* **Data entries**
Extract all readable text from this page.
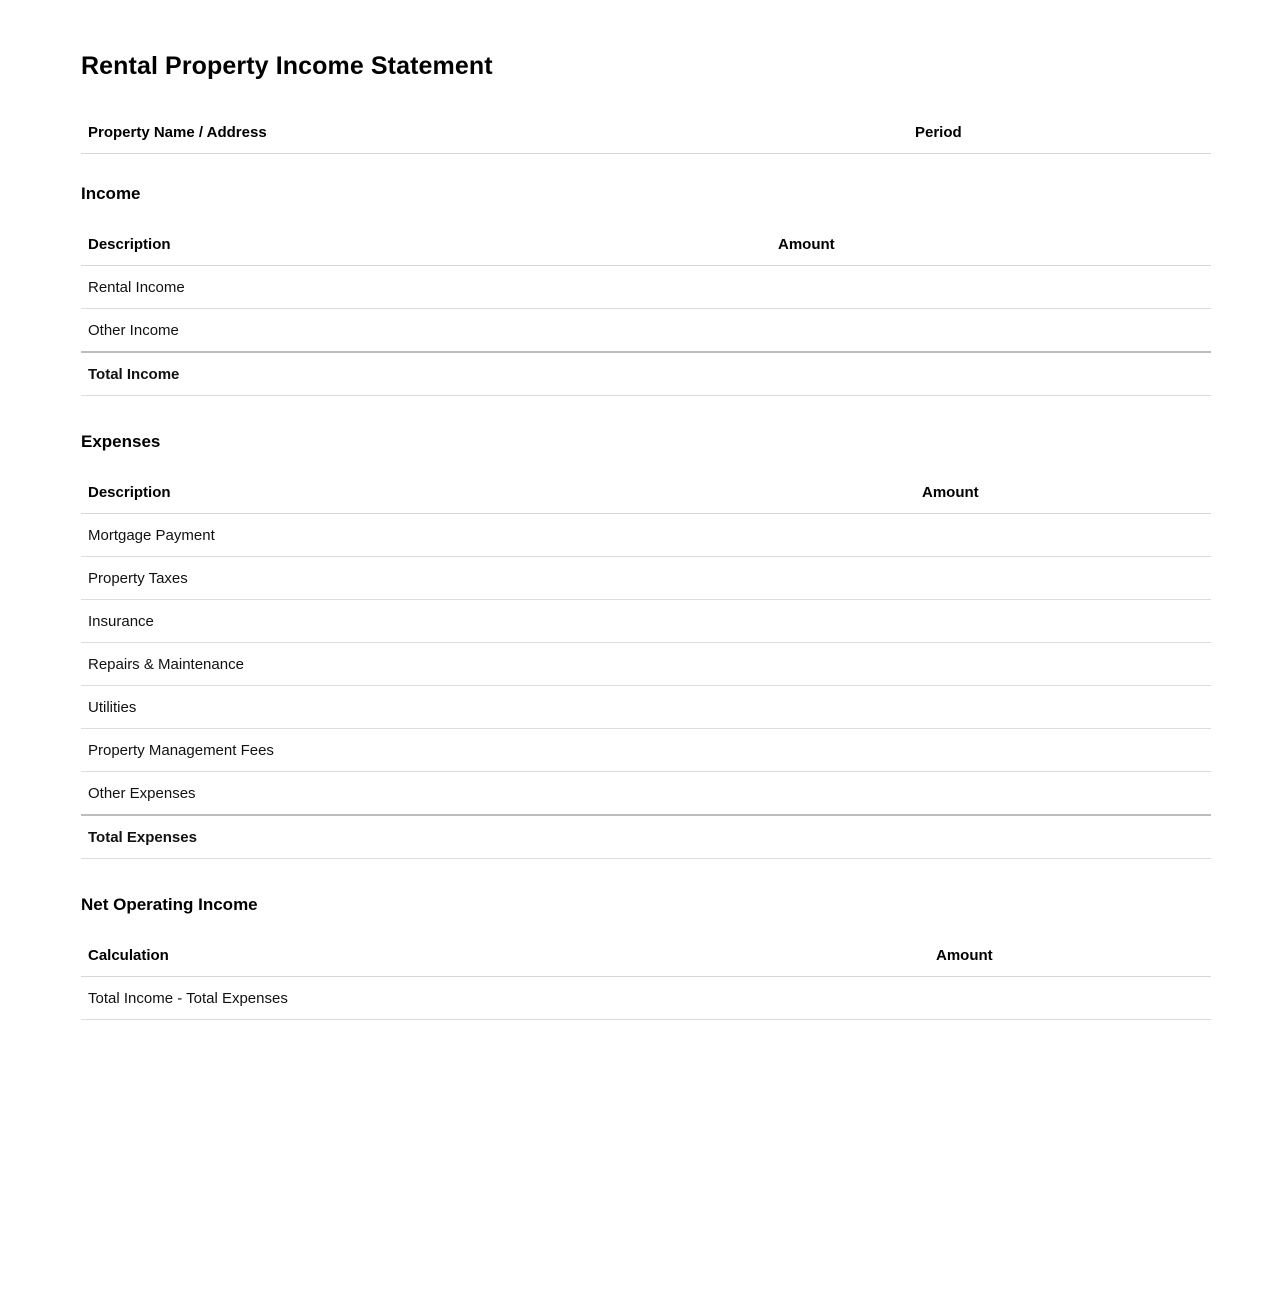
Rental Property Income Statement
Property Name / Address	Period
Income
Description	Amount
Rental Income	
Other Income	
Total Income	
Expenses
Description	Amount
Mortgage Payment	
Property Taxes	
Insurance	
Repairs & Maintenance	
Utilities	
Property Management Fees	
Other Expenses	
Total Expenses	
Net Operating Income
Calculation	Amount
Total Income - Total Expenses	
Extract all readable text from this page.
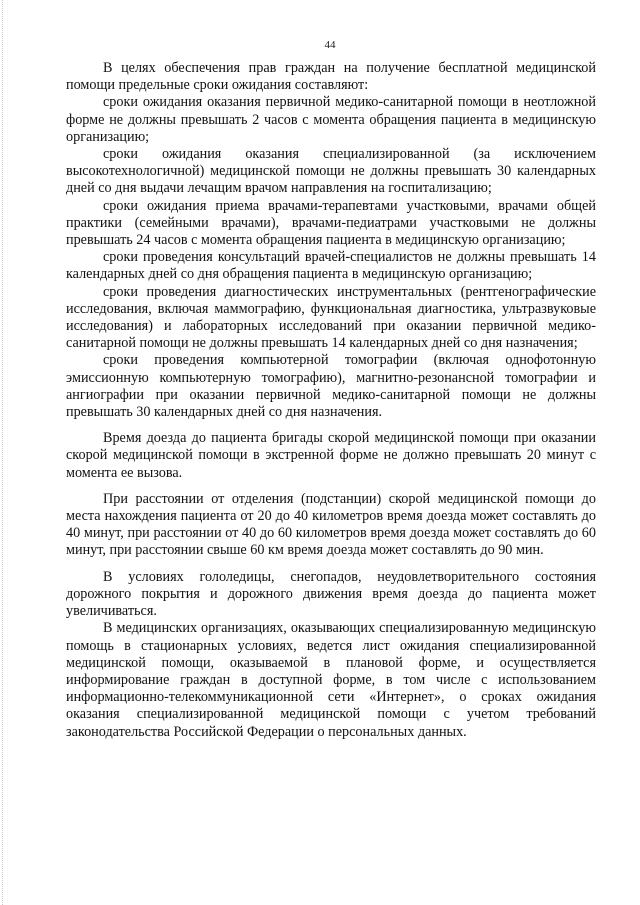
44

В целях обеспечения прав граждан на получение бесплатной медицинской помощи предельные сроки ожидания составляют:

сроки ожидания оказания первичной медико-санитарной помощи в неотложной форме не должны превышать 2 часов с момента обращения пациента в медицинскую организацию;

сроки ожидания оказания специализированной (за исключением высокотехнологичной) медицинской помощи не должны превышать 30 календарных дней со дня выдачи лечащим врачом направления на госпитализацию;

сроки ожидания приема врачами-терапевтами участковыми, врачами общей практики (семейными врачами), врачами-педиатрами участковыми не должны превышать 24 часов с момента обращения пациента в медицинскую организацию;

сроки проведения консультаций врачей-специалистов не должны превышать 14 календарных дней со дня обращения пациента в медицинскую организацию;

сроки проведения диагностических инструментальных (рентгенографические исследования, включая маммографию, функциональная диагностика, ультразвуковые исследования) и лабораторных исследований при оказании первичной медико-санитарной помощи не должны превышать 14 календарных дней со дня назначения;

сроки проведения компьютерной томографии (включая однофотонную эмиссионную компьютерную томографию), магнитно-резонансной томографии и ангиографии при оказании первичной медико-санитарной помощи не должны превышать 30 календарных дней со дня назначения.

Время доезда до пациента бригады скорой медицинской помощи при оказании скорой медицинской помощи в экстренной форме не должно превышать 20 минут с момента ее вызова.

При расстоянии от отделения (подстанции) скорой медицинской помощи до места нахождения пациента от 20 до 40 километров время доезда может составлять до 40 минут, при расстоянии от 40 до 60 километров время доезда может составлять до 60 минут, при расстоянии свыше 60 км время доезда может составлять до 90 мин.

В условиях гололедицы, снегопадов, неудовлетворительного состояния дорожного покрытия и дорожного движения время доезда до пациента может увеличиваться.

В медицинских организациях, оказывающих специализированную медицинскую помощь в стационарных условиях, ведется лист ожидания специализированной медицинской помощи, оказываемой в плановой форме, и осуществляется информирование граждан в доступной форме, в том числе с использованием информационно-телекоммуникационной сети «Интернет», о сроках ожидания оказания специализированной медицинской помощи с учетом требований законодательства Российской Федерации о персональных данных.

* **What you have to do**
Return all of the entries exactly as written, but drop any pictures they hold.

* **Exercise solution**
Extract all readable text from this page.
Rental Property Income Statement
Property Name / Address	Period
Income
Description	Amount
Rental Income	
Other Income	
Total Income	
Expenses
Description	Amount
Mortgage Payment	
Property Taxes	
Insurance	
Repairs & Maintenance	
Utilities	
Property Management Fees	
Other Expenses	
Total Expenses	
Net Operating Income
Calculation	Amount
Total Income - Total Expenses	
Extract all readable text from this page.
44

В целях обеспечения прав граждан на получение бесплатной медицинской помощи предельные сроки ожидания составляют:

сроки ожидания оказания первичной медико-санитарной помощи в неотложной форме не должны превышать 2 часов с момента обращения пациента в медицинскую организацию;

сроки ожидания оказания специализированной (за исключением высокотехнологичной) медицинской помощи не должны превышать 30 календарных дней со дня выдачи лечащим врачом направления на госпитализацию;

сроки ожидания приема врачами-терапевтами участковыми, врачами общей практики (семейными врачами), врачами-педиатрами участковыми не должны превышать 24 часов с момента обращения пациента в медицинскую организацию;

сроки проведения консультаций врачей-специалистов не должны превышать 14 календарных дней со дня обращения пациента в медицинскую организацию;

сроки проведения диагностических инструментальных (рентгенографические исследования, включая маммографию, функциональная диагностика, ультразвуковые исследования) и лабораторных исследований при оказании первичной медико-санитарной помощи не должны превышать 14 календарных дней со дня назначения;

сроки проведения компьютерной томографии (включая однофотонную эмиссионную компьютерную томографию), магнитно-резонансной томографии и ангиографии при оказании первичной медико-санитарной помощи не должны превышать 30 календарных дней со дня назначения.

Время доезда до пациента бригады скорой медицинской помощи при оказании скорой медицинской помощи в экстренной форме не должно превышать 20 минут с момента ее вызова.

При расстоянии от отделения (подстанции) скорой медицинской помощи до места нахождения пациента от 20 до 40 километров время доезда может составлять до 40 минут, при расстоянии от 40 до 60 километров время доезда может составлять до 60 минут, при расстоянии свыше 60 км время доезда может составлять до 90 мин.

В условиях гололедицы, снегопадов, неудовлетворительного состояния дорожного покрытия и дорожного движения время доезда до пациента может увеличиваться.

В медицинских организациях, оказывающих специализированную медицинскую помощь в стационарных условиях, ведется лист ожидания специализированной медицинской помощи, оказываемой в плановой форме, и осуществляется информирование граждан в доступной форме, в том числе с использованием информационно-телекоммуникационной сети «Интернет», о сроках ожидания оказания специализированной медицинской помощи с учетом требований законодательства Российской Федерации о персональных данных.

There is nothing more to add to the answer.